## [DIRECTIVE]
Pick out each row below that contains the string "toggle", and copy those rows.

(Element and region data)
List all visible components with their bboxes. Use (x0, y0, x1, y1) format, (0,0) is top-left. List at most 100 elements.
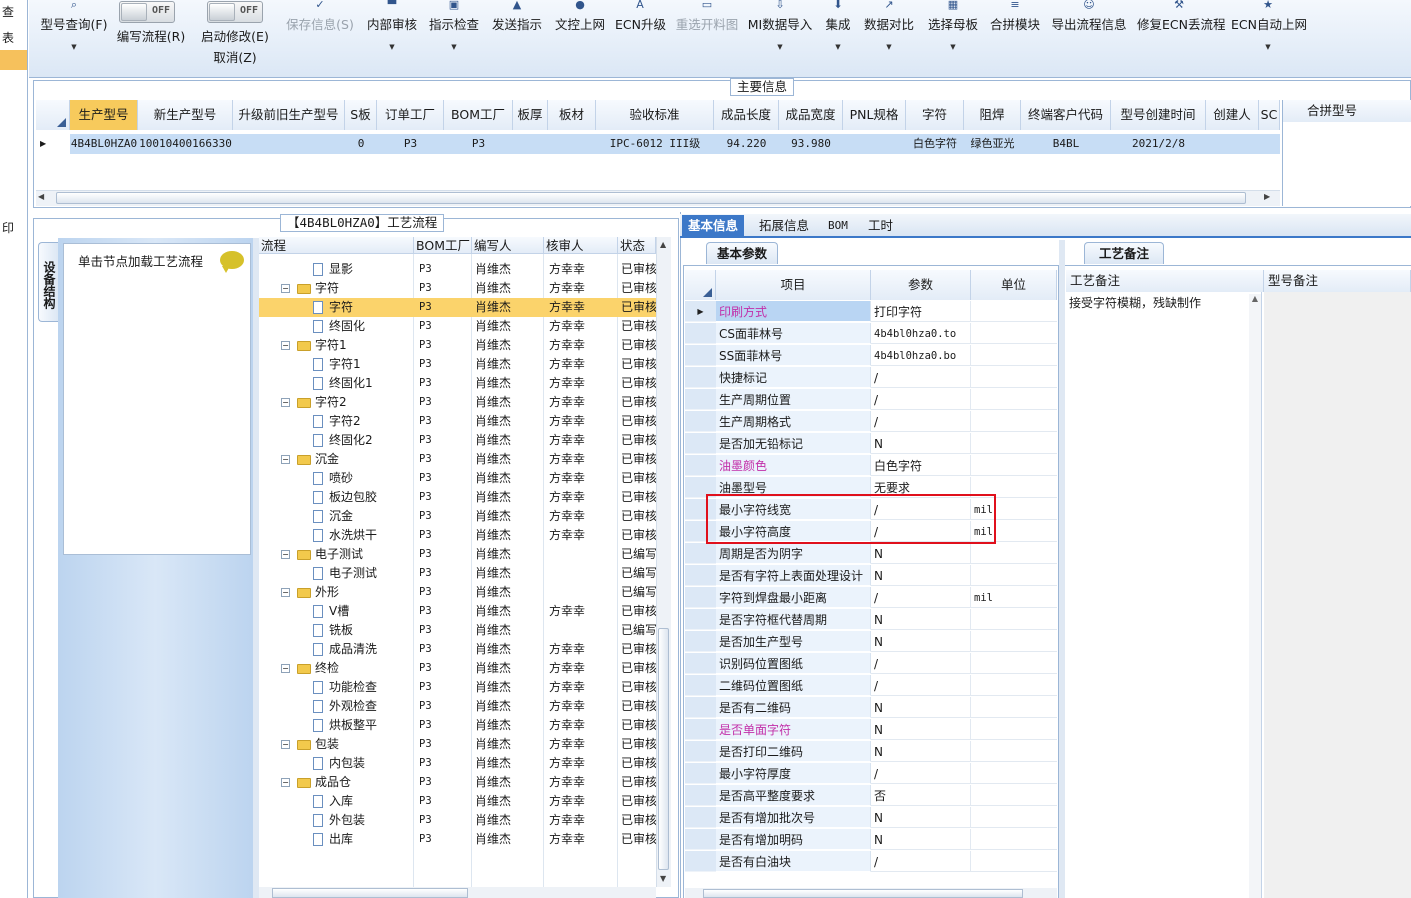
main-row-cell[interactable] (843, 134, 906, 154)
collapse-toggle-icon[interactable]: − (281, 588, 290, 597)
param-row[interactable]: 是否加无铅标记 N (685, 433, 1057, 455)
param-row[interactable]: 是否有二维码 N (685, 697, 1057, 719)
process-tree-row[interactable]: − 字符 P3 肖维杰 方幸幸 已审核 (259, 279, 656, 298)
scroll-up-icon[interactable]: ▲ (660, 240, 666, 249)
mi-data-import-button[interactable]: ⇩ MI数据导入 ▼ (747, 0, 813, 64)
data-compare-button[interactable]: ↗ 数据对比 ▼ (861, 0, 917, 64)
main-header-cell[interactable]: 成品长度 (714, 100, 779, 130)
process-tree-row[interactable]: 入库 P3 肖维杰 方幸幸 已审核 (259, 792, 656, 811)
main-row-cell[interactable]: 94.220 (714, 134, 779, 154)
tree-header-checker[interactable]: 核审人 (544, 237, 618, 254)
process-remark-textarea[interactable] (1066, 292, 1262, 898)
main-row-cell[interactable]: 93.980 (779, 134, 843, 154)
process-tree-row[interactable]: 显影 P3 肖维杰 方幸幸 已审核 (259, 260, 656, 279)
param-value[interactable]: N (871, 543, 971, 564)
param-header-unit[interactable]: 单位 (971, 270, 1057, 300)
param-value[interactable]: / (871, 763, 971, 784)
param-value[interactable]: / (871, 851, 971, 872)
process-tree-row[interactable]: 字符1 P3 肖维杰 方幸幸 已审核 (259, 355, 656, 374)
main-header-cell[interactable]: 验收标准 (596, 100, 714, 130)
tree-header-writer[interactable]: 编写人 (472, 237, 544, 254)
main-row-cell[interactable] (513, 134, 548, 154)
param-row[interactable]: 是否加生产型号 N (685, 631, 1057, 653)
tab-process-remark[interactable]: 工艺备注 (1084, 242, 1164, 264)
main-row-cell[interactable]: 0 (345, 134, 377, 154)
left-strip-item[interactable]: 印 (0, 218, 27, 238)
select-motherboard-button[interactable]: ▦ 选择母板 ▼ (925, 0, 981, 64)
param-row[interactable]: 是否高平整度要求否 (685, 785, 1057, 807)
param-value[interactable]: N (871, 565, 971, 586)
tab-work-hours[interactable]: 工时 (862, 215, 899, 237)
panel-splitter[interactable] (1059, 240, 1065, 898)
process-tree-row[interactable]: 水洗烘干 P3 肖维杰 方幸幸 已审核 (259, 526, 656, 545)
process-tree-row[interactable]: 内包装 P3 肖维杰 方幸幸 已审核 (259, 754, 656, 773)
collapse-toggle-icon[interactable]: − (281, 778, 290, 787)
param-row[interactable]: 是否打印二维码 N (685, 741, 1057, 763)
remark-header-model[interactable]: 型号备注 (1264, 270, 1411, 292)
main-row-cell[interactable] (1259, 134, 1280, 154)
main-row-cell[interactable]: P3 (444, 134, 513, 154)
process-tree-row[interactable]: − 字符1 P3 肖维杰 方幸幸 已审核 (259, 336, 656, 355)
param-value[interactable]: N (871, 631, 971, 652)
process-tree-row[interactable]: − 电子测试 P3 肖维杰 已编写 (259, 545, 656, 564)
tab-extended-info[interactable]: 拓展信息 (753, 215, 815, 237)
left-strip-item[interactable]: 查 (0, 2, 27, 22)
tree-header-status[interactable]: 状态 (618, 237, 656, 254)
process-tree-hscroll-thumb[interactable] (272, 888, 468, 898)
collapse-toggle-icon[interactable]: − (281, 398, 290, 407)
main-row-cell[interactable]: B4BL (1021, 134, 1111, 154)
collapse-toggle-icon[interactable]: − (281, 740, 290, 749)
process-tree-row[interactable]: 烘板整平 P3 肖维杰 方幸幸 已审核 (259, 716, 656, 735)
process-tree-row[interactable]: 字符 P3 肖维杰 方幸幸 已审核 (259, 298, 656, 317)
param-value[interactable]: 否 (871, 785, 971, 806)
remark-scrollbar[interactable]: ▲ (1249, 294, 1261, 898)
main-header-cell[interactable]: 成品宽度 (779, 100, 843, 130)
param-value[interactable]: / (871, 411, 971, 432)
main-header-cell[interactable]: 新生产型号 (138, 100, 233, 130)
main-row-cell[interactable]: 白色字符 (906, 134, 964, 154)
param-header-item[interactable]: 项目 (716, 270, 871, 300)
param-value[interactable]: N (871, 807, 971, 828)
main-row-cell[interactable] (1206, 134, 1259, 154)
ecn-auto-online-button[interactable]: ★ ECN自动上网 ▼ (1231, 0, 1307, 64)
process-tree-row[interactable]: 字符2 P3 肖维杰 方幸幸 已审核 (259, 412, 656, 431)
param-row[interactable]: 是否有白油块 / (685, 851, 1057, 873)
param-row[interactable]: 生产周期位置 / (685, 389, 1057, 411)
process-tree-row[interactable]: V槽 P3 肖维杰 方幸幸 已审核 (259, 602, 656, 621)
process-tree-scroll-thumb[interactable] (658, 628, 669, 870)
param-grid-scroll-thumb[interactable] (703, 889, 1023, 898)
internal-review-button[interactable]: ▀ 内部审核 ▼ (365, 0, 419, 64)
main-row-cell[interactable]: IPC-6012 III级 (596, 134, 714, 154)
tab-basic-params[interactable]: 基本参数 (706, 242, 778, 264)
main-row-cell[interactable]: 4B4BL0HZA0 (70, 134, 138, 154)
scroll-right-icon[interactable]: ▶ (1264, 192, 1270, 201)
scroll-down-icon[interactable]: ▼ (660, 874, 666, 883)
main-header-cell[interactable]: 阻焊 (964, 100, 1021, 130)
param-row[interactable]: 字符到焊盘最小距离 / mil (685, 587, 1057, 609)
process-tree-row[interactable]: 终固化1 P3 肖维杰 方幸幸 已审核 (259, 374, 656, 393)
param-row[interactable]: 最小字符厚度 / (685, 763, 1057, 785)
process-tree-row[interactable]: − 终检 P3 肖维杰 方幸幸 已审核 (259, 659, 656, 678)
main-row-cell[interactable] (233, 134, 345, 154)
collapse-toggle-icon[interactable]: − (281, 455, 290, 464)
main-header-cell[interactable]: 创建人 (1206, 100, 1259, 130)
param-row[interactable]: SS面菲林号 4b4bl0hza0.bo (685, 345, 1057, 367)
process-tree-row[interactable]: 成品清洗 P3 肖维杰 方幸幸 已审核 (259, 640, 656, 659)
main-header-cell[interactable]: 板材 (548, 100, 596, 130)
reselect-cutting-button[interactable]: ▭ 重选开料图 (673, 0, 741, 64)
main-header-cell[interactable]: 型号创建时间 (1111, 100, 1206, 130)
param-value[interactable]: / (871, 389, 971, 410)
process-tree-row[interactable]: 出库 P3 肖维杰 方幸幸 已审核 (259, 830, 656, 849)
scroll-left-icon[interactable]: ◀ (38, 192, 44, 201)
process-tree-row[interactable]: 电子测试 P3 肖维杰 已编写 (259, 564, 656, 583)
main-row-cell[interactable]: 绿色亚光 (964, 134, 1021, 154)
main-header-cell[interactable]: BOM工厂 (444, 100, 513, 130)
param-value[interactable]: N (871, 719, 971, 740)
process-tree-row[interactable]: − 字符2 P3 肖维杰 方幸幸 已审核 (259, 393, 656, 412)
main-header-cell[interactable]: 生产型号 (70, 100, 138, 130)
tree-header-process[interactable]: 流程 (259, 237, 414, 254)
param-row[interactable]: 是否单面字符 N (685, 719, 1057, 741)
param-value[interactable]: / (871, 675, 971, 696)
param-value[interactable]: 4b4bl0hza0.bo (871, 345, 971, 366)
collapse-toggle-icon[interactable]: − (281, 284, 290, 293)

## [RESULT OF THE TASK]
collapse-toggle-icon[interactable]: − (281, 588, 290, 597)
collapse-toggle-icon[interactable]: − (281, 778, 290, 787)
collapse-toggle-icon[interactable]: − (281, 398, 290, 407)
collapse-toggle-icon[interactable]: − (281, 740, 290, 749)
collapse-toggle-icon[interactable]: − (281, 455, 290, 464)
collapse-toggle-icon[interactable]: − (281, 284, 290, 293)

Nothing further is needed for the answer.